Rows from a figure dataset
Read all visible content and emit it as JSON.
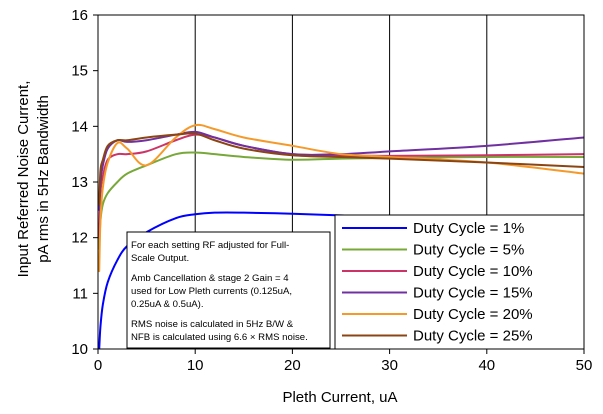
{
  "chart_data": {
    "type": "line",
    "xlabel": "Pleth Current, uA",
    "ylabel_lines": [
      "Input Referred Noise Current,",
      "pA rms in 5Hz Bandwidth"
    ],
    "xlim": [
      0,
      50
    ],
    "ylim": [
      10,
      16
    ],
    "xticks": [
      0,
      10,
      20,
      30,
      40,
      50
    ],
    "yticks": [
      10,
      11,
      12,
      13,
      14,
      15,
      16
    ],
    "grid": "vertical",
    "legend_position": "bottom-right",
    "note_lines": [
      "For each setting RF adjusted for Full-",
      "Scale Output.",
      "Amb Cancellation & stage 2 Gain = 4",
      "used for Low Pleth currents (0.125uA,",
      "0.25uA & 0.5uA).",
      "RMS noise is calculated in 5Hz B/W &",
      "NFB is calculated using 6.6 × RMS noise."
    ],
    "series": [
      {
        "name": "Duty Cycle = 1%",
        "color": "#0000ff",
        "x": [
          0.125,
          0.25,
          0.5,
          1,
          2,
          3,
          5,
          8,
          10,
          12,
          15,
          20,
          25,
          30
        ],
        "y": [
          10.0,
          10.4,
          10.8,
          11.2,
          11.6,
          11.85,
          12.1,
          12.35,
          12.42,
          12.45,
          12.45,
          12.43,
          12.4,
          12.37
        ]
      },
      {
        "name": "Duty Cycle = 5%",
        "color": "#77a838",
        "x": [
          0.125,
          0.25,
          0.5,
          1,
          2,
          3,
          5,
          8,
          10,
          12,
          15,
          20,
          25,
          30,
          40,
          50
        ],
        "y": [
          11.8,
          12.3,
          12.6,
          12.8,
          13.0,
          13.15,
          13.3,
          13.5,
          13.53,
          13.5,
          13.45,
          13.4,
          13.42,
          13.43,
          13.45,
          13.45
        ]
      },
      {
        "name": "Duty Cycle = 10%",
        "color": "#cc3366",
        "x": [
          0.125,
          0.25,
          0.5,
          1,
          2,
          3,
          5,
          8,
          10,
          12,
          15,
          20,
          25,
          30,
          40,
          50
        ],
        "y": [
          12.0,
          12.8,
          13.1,
          13.4,
          13.5,
          13.5,
          13.55,
          13.75,
          13.85,
          13.8,
          13.65,
          13.5,
          13.48,
          13.47,
          13.48,
          13.5
        ]
      },
      {
        "name": "Duty Cycle = 15%",
        "color": "#7030a0",
        "x": [
          0.125,
          0.25,
          0.5,
          1,
          2,
          3,
          5,
          8,
          10,
          12,
          15,
          20,
          25,
          30,
          40,
          50
        ],
        "y": [
          12.5,
          13.0,
          13.3,
          13.6,
          13.75,
          13.72,
          13.75,
          13.85,
          13.9,
          13.8,
          13.65,
          13.5,
          13.5,
          13.55,
          13.65,
          13.8
        ]
      },
      {
        "name": "Duty Cycle = 20%",
        "color": "#f59a2a",
        "x": [
          0.125,
          0.25,
          0.5,
          1,
          2,
          3,
          5,
          8,
          10,
          12,
          15,
          20,
          25,
          30,
          40,
          50
        ],
        "y": [
          11.4,
          12.3,
          12.9,
          13.35,
          13.7,
          13.6,
          13.3,
          13.8,
          14.02,
          13.95,
          13.8,
          13.65,
          13.5,
          13.45,
          13.35,
          13.15
        ]
      },
      {
        "name": "Duty Cycle = 25%",
        "color": "#8b4513",
        "x": [
          0.125,
          0.25,
          0.5,
          1,
          2,
          3,
          5,
          8,
          10,
          12,
          15,
          20,
          25,
          30,
          40,
          50
        ],
        "y": [
          12.6,
          13.2,
          13.4,
          13.65,
          13.75,
          13.75,
          13.8,
          13.85,
          13.87,
          13.75,
          13.6,
          13.48,
          13.45,
          13.42,
          13.35,
          13.27
        ]
      }
    ]
  }
}
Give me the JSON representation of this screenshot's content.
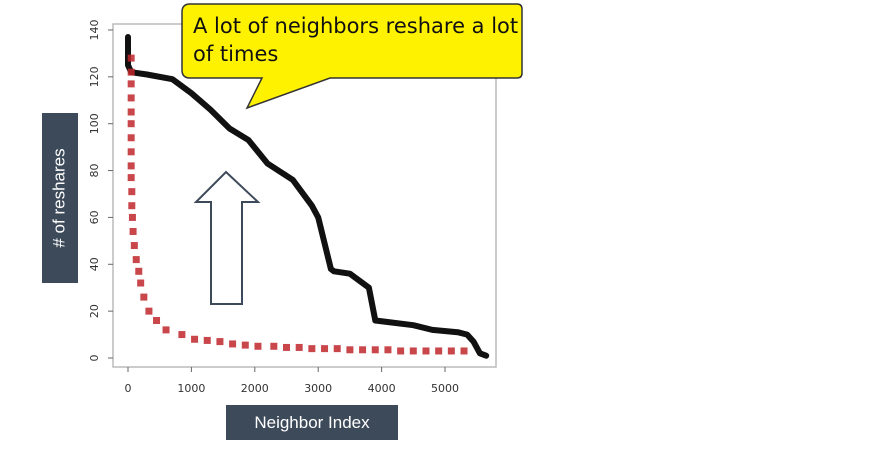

STATED GOAL
Copy all lines from the entries that contain the word "color".

SOLVED PROBLEM
        "color": "#0000ff",
        "color": "#77a838",
        "color": "#cc3366",
        "color": "#7030a0",
        "color": "#f59a2a",
        "color": "#8b4513",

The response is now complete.